→ TO BE DONE
Give the number of lines that include the word "plastic", and nothing else.

(Dataset items)
>> Start

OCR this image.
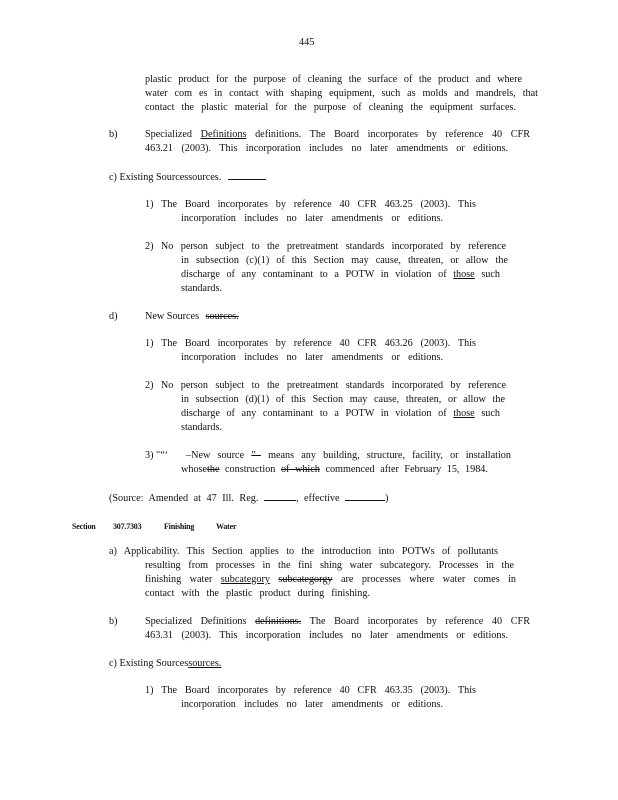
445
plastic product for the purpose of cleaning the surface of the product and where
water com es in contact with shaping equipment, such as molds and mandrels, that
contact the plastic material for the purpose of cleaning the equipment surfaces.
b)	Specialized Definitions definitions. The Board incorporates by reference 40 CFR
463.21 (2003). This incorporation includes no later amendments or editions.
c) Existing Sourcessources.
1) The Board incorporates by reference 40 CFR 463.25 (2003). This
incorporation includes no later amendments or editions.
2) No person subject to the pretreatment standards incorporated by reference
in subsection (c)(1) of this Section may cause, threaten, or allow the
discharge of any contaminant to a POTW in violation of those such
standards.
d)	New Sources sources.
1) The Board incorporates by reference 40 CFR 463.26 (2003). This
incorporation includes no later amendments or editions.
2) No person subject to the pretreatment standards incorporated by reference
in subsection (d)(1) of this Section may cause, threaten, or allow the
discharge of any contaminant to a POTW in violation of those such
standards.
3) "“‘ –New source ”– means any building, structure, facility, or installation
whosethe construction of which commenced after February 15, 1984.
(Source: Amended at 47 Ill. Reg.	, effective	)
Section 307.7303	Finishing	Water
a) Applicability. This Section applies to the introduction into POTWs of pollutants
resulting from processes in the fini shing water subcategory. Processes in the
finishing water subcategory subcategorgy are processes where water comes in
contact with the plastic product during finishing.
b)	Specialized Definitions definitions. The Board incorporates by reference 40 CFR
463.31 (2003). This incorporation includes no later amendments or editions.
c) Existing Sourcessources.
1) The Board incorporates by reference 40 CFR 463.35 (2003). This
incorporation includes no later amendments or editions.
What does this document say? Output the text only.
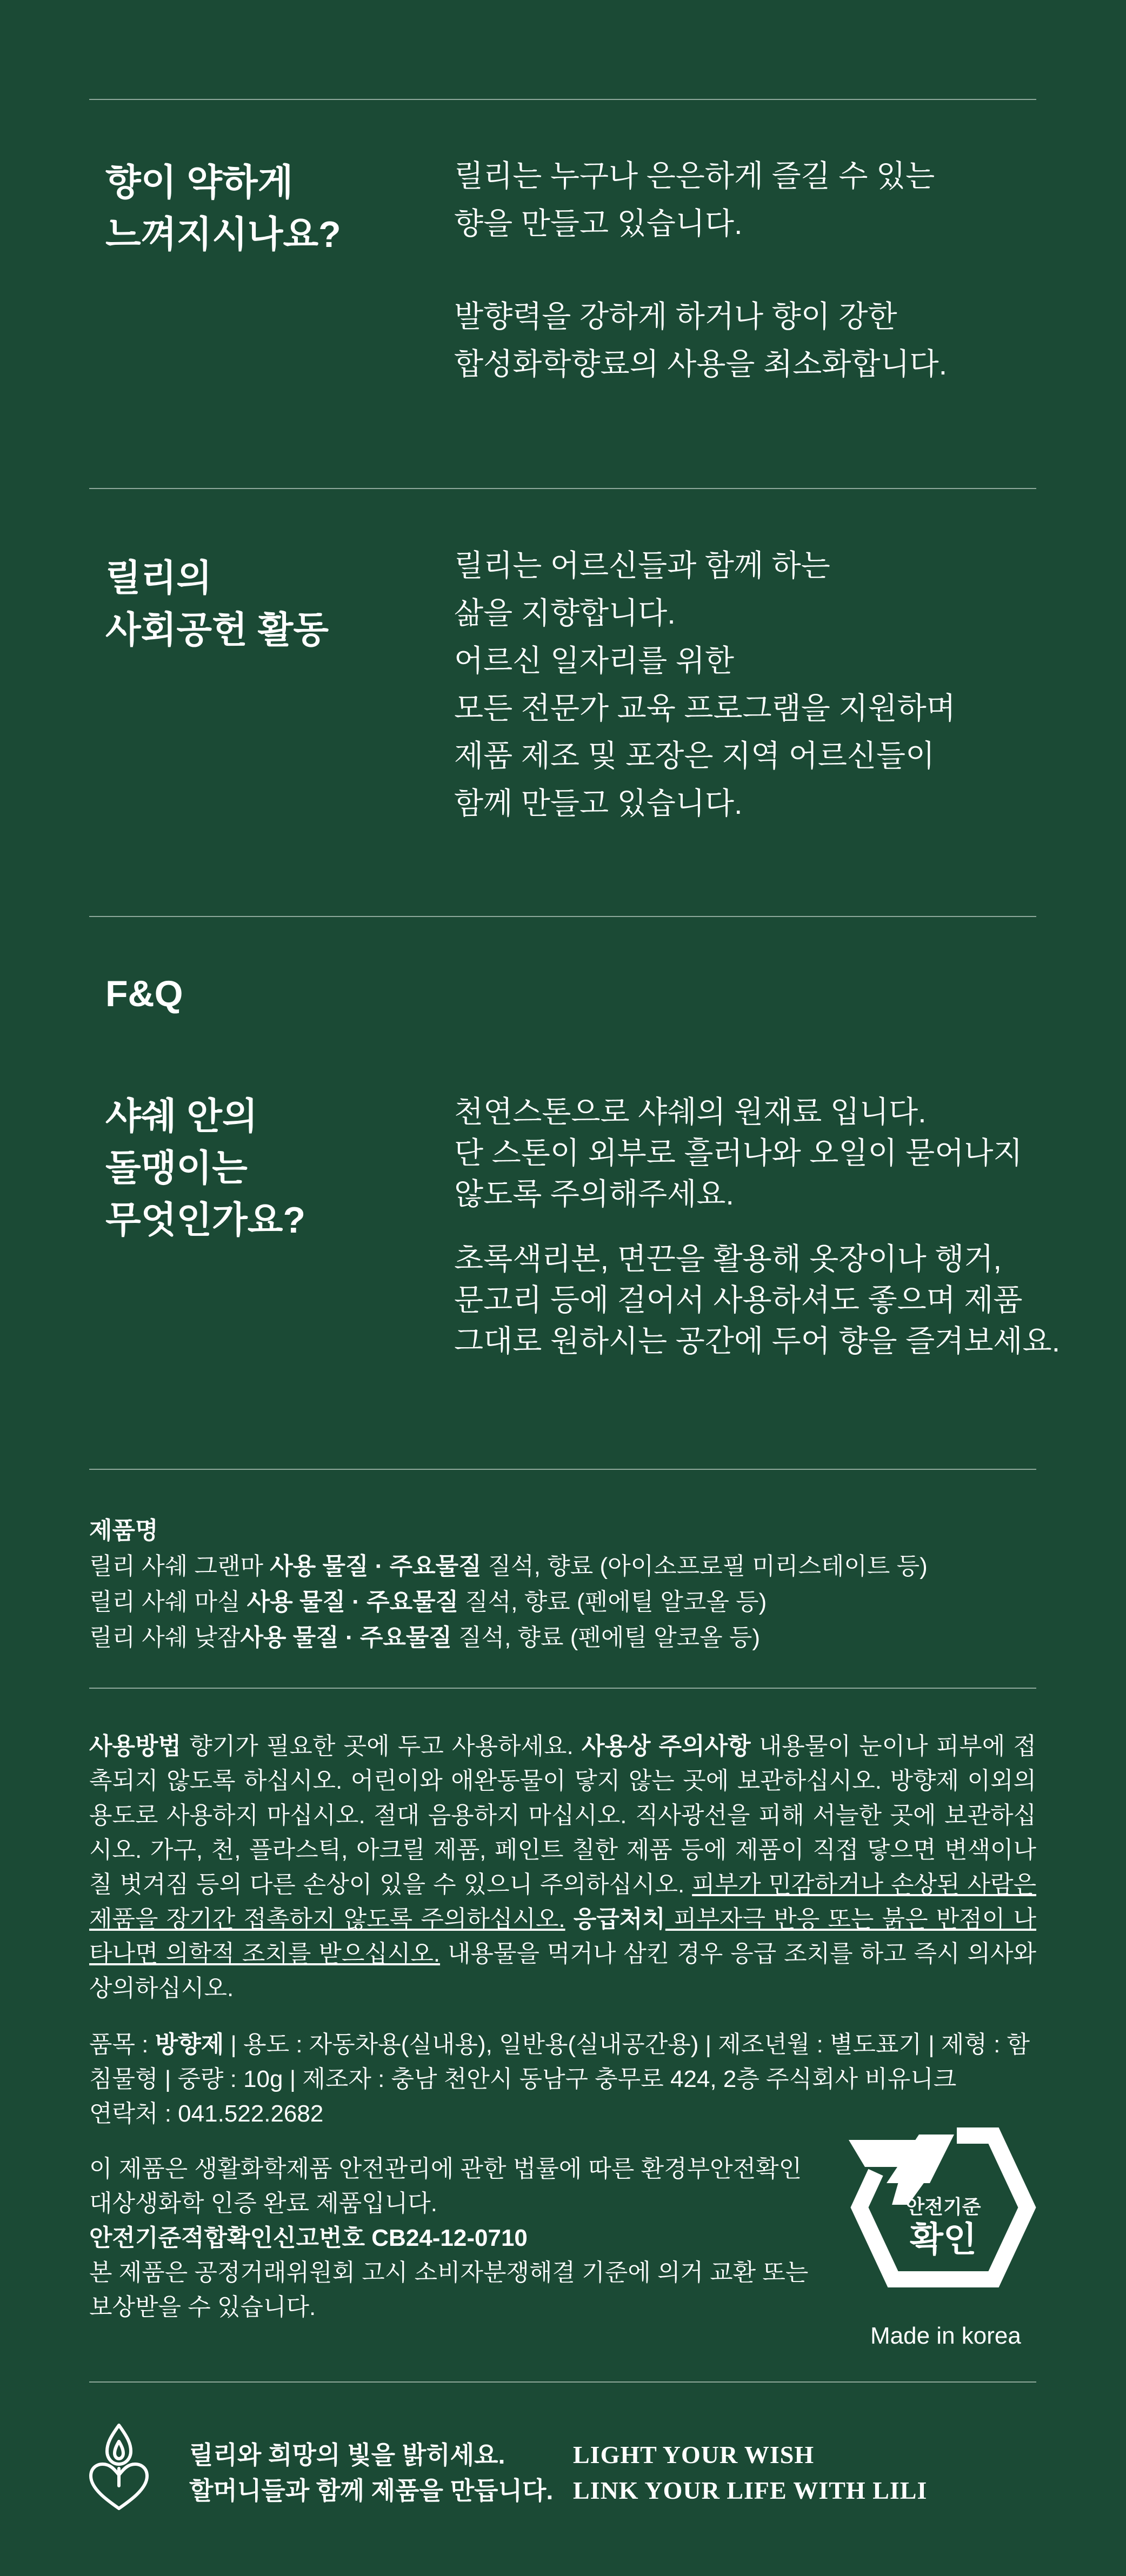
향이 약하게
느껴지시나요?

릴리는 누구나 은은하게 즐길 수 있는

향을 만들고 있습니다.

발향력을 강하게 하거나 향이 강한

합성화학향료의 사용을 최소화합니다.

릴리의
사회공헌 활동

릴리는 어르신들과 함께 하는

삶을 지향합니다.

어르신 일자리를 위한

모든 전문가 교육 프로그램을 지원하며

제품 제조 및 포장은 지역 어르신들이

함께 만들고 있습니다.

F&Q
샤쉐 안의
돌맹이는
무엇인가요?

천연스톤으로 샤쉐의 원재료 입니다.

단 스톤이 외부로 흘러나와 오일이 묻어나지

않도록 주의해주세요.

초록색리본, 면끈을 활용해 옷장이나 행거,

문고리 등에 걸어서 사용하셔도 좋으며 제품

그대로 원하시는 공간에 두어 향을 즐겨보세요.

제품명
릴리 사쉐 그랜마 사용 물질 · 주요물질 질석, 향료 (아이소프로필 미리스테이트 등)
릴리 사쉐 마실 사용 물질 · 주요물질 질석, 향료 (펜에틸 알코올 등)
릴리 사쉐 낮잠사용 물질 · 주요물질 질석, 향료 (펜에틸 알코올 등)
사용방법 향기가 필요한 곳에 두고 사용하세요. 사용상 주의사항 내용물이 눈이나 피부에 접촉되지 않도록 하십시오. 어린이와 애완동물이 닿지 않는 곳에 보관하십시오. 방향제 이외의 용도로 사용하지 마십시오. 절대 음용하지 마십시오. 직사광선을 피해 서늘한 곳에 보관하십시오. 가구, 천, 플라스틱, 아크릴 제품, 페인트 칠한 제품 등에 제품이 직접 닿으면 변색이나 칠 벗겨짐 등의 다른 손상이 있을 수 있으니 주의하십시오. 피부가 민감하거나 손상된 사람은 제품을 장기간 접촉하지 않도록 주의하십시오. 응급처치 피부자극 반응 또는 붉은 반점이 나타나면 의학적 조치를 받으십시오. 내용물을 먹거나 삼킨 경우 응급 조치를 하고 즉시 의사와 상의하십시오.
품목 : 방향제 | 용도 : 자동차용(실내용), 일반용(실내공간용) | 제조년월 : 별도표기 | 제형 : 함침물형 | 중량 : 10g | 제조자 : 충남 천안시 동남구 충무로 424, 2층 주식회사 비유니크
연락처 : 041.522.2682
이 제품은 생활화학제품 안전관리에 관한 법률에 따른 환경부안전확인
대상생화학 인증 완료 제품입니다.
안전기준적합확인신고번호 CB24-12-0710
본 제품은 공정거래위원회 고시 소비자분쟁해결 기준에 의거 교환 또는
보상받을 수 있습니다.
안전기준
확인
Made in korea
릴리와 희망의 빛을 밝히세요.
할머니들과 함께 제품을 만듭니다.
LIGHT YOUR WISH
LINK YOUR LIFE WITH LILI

>> End

→ EXERCISE ANSWER
3